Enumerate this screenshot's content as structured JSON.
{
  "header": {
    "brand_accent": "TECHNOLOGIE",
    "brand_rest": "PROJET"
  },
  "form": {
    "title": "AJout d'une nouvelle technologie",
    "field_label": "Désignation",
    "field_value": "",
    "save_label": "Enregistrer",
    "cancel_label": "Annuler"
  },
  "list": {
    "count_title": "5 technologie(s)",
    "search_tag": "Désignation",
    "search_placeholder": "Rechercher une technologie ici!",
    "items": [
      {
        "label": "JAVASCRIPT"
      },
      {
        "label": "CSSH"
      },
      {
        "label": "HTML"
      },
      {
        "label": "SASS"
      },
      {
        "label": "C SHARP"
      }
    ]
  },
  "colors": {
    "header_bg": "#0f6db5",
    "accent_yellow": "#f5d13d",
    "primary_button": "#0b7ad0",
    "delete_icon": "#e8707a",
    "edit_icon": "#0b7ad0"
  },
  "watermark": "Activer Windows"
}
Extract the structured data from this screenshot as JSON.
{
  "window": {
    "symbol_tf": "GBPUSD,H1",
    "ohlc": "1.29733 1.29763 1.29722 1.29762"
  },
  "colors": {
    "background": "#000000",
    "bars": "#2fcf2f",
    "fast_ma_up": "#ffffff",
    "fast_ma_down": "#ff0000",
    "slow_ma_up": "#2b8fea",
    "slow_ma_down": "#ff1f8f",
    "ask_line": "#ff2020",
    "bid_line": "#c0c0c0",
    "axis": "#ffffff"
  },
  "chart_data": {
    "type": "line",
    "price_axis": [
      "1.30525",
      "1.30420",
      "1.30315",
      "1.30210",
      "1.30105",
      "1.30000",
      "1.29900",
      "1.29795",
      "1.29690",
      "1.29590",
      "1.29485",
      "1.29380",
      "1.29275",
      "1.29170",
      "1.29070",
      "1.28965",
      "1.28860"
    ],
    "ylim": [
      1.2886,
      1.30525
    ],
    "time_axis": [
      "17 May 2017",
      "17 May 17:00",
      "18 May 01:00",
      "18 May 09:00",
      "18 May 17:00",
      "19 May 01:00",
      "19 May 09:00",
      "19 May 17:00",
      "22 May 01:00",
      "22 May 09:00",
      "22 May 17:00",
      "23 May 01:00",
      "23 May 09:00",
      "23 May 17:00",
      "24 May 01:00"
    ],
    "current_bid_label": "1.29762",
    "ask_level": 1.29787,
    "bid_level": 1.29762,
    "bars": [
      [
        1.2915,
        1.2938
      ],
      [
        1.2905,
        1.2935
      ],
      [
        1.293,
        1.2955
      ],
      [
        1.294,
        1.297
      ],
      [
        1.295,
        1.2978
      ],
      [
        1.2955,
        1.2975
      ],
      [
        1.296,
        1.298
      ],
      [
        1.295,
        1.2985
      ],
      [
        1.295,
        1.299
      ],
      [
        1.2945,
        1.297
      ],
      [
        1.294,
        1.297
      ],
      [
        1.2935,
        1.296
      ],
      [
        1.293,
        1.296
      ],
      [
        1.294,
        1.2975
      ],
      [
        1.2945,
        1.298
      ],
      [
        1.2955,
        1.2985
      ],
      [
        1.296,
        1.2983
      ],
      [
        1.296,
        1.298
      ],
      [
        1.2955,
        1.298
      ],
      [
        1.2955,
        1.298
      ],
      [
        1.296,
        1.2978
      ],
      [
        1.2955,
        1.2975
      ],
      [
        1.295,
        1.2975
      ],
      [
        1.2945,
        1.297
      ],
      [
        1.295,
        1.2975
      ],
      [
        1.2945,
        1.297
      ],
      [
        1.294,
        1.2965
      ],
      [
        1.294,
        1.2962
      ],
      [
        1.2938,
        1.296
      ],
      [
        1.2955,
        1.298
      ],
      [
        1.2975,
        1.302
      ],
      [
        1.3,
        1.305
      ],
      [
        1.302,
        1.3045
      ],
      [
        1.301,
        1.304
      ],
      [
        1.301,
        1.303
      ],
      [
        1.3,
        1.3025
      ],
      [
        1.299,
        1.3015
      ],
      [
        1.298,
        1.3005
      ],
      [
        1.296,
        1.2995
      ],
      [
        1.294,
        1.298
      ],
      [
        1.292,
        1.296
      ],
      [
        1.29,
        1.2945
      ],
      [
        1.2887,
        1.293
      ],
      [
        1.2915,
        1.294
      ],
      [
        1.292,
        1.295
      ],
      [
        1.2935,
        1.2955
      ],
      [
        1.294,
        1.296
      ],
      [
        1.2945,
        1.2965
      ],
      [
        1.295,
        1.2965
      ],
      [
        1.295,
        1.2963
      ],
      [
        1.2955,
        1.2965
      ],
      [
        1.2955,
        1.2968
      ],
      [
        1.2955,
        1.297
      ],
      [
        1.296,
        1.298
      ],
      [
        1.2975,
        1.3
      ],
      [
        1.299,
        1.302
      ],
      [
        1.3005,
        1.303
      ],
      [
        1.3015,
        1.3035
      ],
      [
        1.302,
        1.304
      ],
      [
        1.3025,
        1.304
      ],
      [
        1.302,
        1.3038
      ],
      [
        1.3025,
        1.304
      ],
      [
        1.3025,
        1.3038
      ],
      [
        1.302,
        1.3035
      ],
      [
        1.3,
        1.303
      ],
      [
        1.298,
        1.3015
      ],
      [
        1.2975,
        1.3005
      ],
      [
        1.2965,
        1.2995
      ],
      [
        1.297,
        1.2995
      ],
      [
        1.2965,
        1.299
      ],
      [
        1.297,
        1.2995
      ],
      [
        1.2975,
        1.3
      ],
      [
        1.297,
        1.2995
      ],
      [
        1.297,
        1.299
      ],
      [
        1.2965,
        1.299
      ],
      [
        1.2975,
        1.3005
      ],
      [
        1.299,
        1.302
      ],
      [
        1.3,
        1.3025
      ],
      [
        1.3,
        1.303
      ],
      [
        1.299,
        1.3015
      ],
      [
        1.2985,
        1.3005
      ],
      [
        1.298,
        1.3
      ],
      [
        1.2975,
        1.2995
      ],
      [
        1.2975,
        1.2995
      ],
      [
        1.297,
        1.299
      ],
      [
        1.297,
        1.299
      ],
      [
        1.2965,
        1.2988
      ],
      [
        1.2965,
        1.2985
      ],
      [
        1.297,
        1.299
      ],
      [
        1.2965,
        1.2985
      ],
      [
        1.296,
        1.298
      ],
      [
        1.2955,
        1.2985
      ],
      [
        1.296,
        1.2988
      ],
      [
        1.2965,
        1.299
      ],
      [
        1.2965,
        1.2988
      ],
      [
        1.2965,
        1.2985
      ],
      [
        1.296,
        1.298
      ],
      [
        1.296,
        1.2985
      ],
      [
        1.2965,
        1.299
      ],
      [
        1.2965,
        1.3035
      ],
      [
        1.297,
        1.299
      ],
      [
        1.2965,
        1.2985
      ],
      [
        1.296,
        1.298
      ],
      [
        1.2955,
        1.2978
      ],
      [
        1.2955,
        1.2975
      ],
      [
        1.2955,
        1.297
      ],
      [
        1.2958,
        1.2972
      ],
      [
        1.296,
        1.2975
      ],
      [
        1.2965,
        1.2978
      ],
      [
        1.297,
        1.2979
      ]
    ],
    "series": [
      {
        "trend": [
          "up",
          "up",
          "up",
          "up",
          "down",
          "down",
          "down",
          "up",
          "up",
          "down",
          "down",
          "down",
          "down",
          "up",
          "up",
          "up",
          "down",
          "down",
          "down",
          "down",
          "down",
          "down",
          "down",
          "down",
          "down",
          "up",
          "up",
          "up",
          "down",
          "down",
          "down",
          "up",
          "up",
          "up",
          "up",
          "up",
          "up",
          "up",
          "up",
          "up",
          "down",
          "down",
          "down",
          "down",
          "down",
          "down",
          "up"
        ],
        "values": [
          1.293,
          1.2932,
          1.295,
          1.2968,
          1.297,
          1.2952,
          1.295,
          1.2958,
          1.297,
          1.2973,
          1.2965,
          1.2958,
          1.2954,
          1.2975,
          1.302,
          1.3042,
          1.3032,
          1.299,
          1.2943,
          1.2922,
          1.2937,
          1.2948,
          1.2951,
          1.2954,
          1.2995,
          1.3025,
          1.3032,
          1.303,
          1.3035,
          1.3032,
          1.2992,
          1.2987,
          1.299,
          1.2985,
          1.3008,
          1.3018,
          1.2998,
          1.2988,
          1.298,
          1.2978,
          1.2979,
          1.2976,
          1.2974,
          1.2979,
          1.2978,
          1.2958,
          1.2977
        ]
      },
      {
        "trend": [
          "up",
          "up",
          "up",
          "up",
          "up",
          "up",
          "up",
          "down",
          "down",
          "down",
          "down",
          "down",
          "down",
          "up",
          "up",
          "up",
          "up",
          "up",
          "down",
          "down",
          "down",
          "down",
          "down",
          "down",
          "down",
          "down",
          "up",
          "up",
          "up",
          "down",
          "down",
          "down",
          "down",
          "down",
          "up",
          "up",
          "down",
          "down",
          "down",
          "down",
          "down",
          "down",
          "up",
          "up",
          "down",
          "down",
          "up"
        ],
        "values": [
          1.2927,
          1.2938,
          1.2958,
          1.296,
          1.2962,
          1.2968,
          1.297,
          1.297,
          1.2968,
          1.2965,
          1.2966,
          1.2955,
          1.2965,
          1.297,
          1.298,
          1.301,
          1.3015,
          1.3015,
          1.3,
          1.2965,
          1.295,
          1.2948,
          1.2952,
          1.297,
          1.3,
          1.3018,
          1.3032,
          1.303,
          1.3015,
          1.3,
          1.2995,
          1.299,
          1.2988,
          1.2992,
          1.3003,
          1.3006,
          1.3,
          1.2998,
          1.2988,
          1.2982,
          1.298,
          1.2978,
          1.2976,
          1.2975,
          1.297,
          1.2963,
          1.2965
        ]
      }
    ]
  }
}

────────

(What the task requires): Copy down every line of the entries containing the word "this".

(Task response):
Enumerate this screenshot's content as structured JSON.
Extract the structured data from this screenshot as JSON.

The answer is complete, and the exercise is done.